**GIVEN TASK:**
From the listing below, extract every line in which the word "JSON" appears.

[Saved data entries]

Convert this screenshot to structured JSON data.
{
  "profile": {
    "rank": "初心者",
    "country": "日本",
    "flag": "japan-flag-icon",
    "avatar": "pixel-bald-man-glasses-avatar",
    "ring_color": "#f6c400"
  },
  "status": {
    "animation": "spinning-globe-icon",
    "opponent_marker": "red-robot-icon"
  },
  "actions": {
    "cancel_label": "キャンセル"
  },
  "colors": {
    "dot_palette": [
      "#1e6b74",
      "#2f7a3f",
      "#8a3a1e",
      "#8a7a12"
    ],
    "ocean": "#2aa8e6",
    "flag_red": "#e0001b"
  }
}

==

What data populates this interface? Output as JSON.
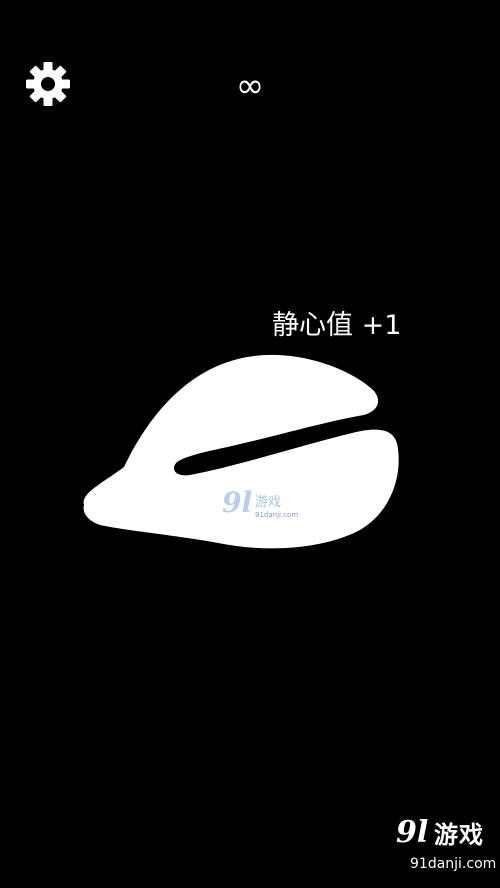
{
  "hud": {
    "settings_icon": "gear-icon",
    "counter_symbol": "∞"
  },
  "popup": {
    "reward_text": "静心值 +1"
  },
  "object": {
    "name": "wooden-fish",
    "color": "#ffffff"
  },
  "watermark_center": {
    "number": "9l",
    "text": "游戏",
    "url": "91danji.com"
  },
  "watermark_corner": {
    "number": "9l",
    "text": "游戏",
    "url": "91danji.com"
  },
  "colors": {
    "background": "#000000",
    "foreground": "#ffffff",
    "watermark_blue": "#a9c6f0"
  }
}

**EXERCISE RESULT:**
Convert this screenshot to structured JSON data.
What data populates this interface? Output as JSON.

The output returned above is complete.